## Stored data
[BEGIN]
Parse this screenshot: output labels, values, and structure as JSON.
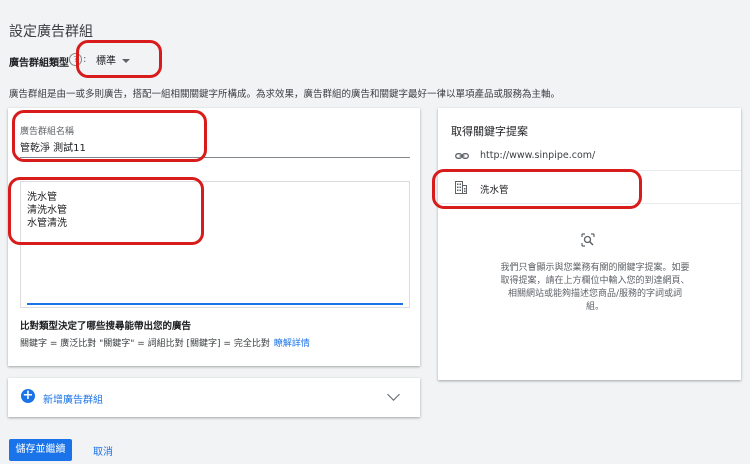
{
  "page": {
    "title": "設定廣告群組",
    "type_label": "廣告群組類型",
    "help_glyph": "?",
    "colon": ":",
    "type_value": "標準",
    "description": "廣告群組是由一或多則廣告，搭配一組相關關鍵字所構成。為求效果，廣告群組的廣告和關鍵字最好一律以單項產品或服務為主軸。"
  },
  "ad_group": {
    "name_label": "廣告群組名稱",
    "name_value": "管乾淨 測試11",
    "keywords": [
      "洗水管",
      "清洗水管",
      "水管清洗"
    ],
    "match_title": "比對類型決定了哪些搜尋能帶出您的廣告",
    "match_desc": "關鍵字 = 廣泛比對 \"關鍵字\" = 詞組比對 [關鍵字] = 完全比對",
    "match_link": "瞭解詳情"
  },
  "add_group": {
    "icon": "+",
    "label": "新增廣告群組"
  },
  "keyword_planner": {
    "title": "取得關鍵字提案",
    "url": "http://www.sinpipe.com/",
    "keyword": "洗水管",
    "help_text": "我們只會顯示與您業務有關的關鍵字提案。如要取得提案，請在上方欄位中輸入您的到達網頁、相關網站或能夠描述您商品/服務的字詞或詞組。"
  },
  "actions": {
    "save_label": "儲存並繼續",
    "cancel_label": "取消"
  },
  "colors": {
    "accent": "#1a73e8",
    "annotation": "#d81b1b"
  }
}
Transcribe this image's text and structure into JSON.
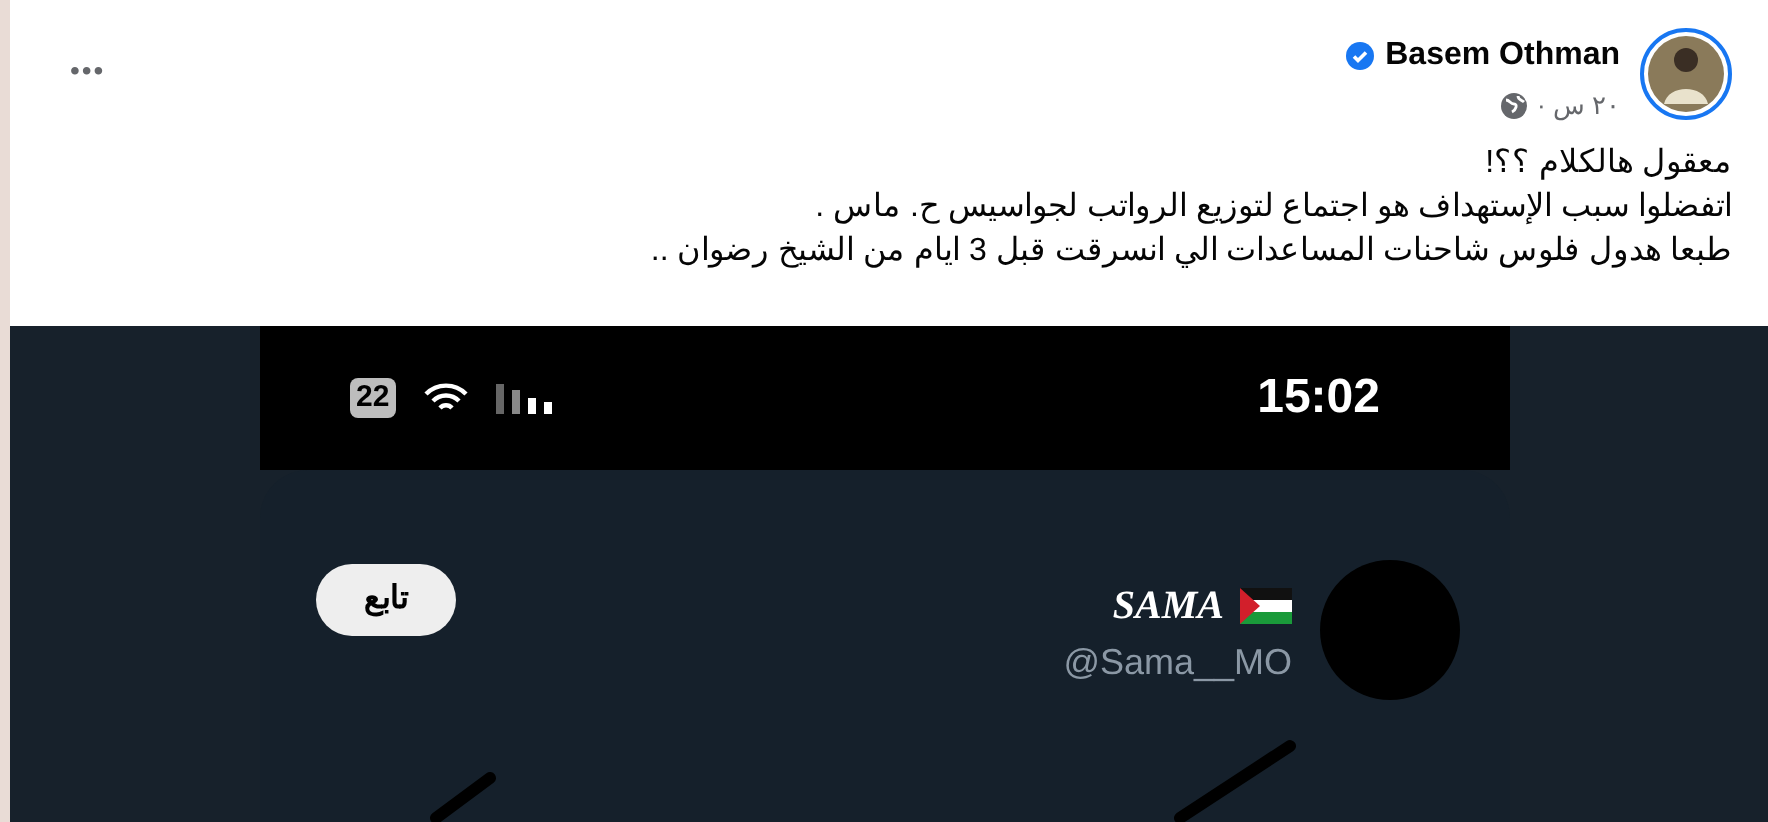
{
  "post": {
    "author": "Basem Othman",
    "verified": true,
    "time": "٢٠ س ·",
    "menu": "•••",
    "lines": [
      "معقول هالكلام ؟؟!",
      "اتفضلوا سبب الإستهداف هو اجتماع لتوزيع الرواتب لجواسيس ح. ماس .",
      "طبعا هدول فلوس شاحنات المساعدات الي انسرقت قبل 3 ايام من الشيخ رضوان .."
    ]
  },
  "screenshot": {
    "status_bar": {
      "battery": "22",
      "time": "15:02"
    },
    "tweet": {
      "name": "SAMA",
      "handle": "@Sama__MO",
      "follow_button": "تابع"
    }
  }
}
[END]
## STATED GOAL
Find each line holding "screenshot". Copy it out.

## SOLUTION TO THE EXERCISE
Parse this screenshot: output labels, values, and structure as JSON.
  "screenshot": {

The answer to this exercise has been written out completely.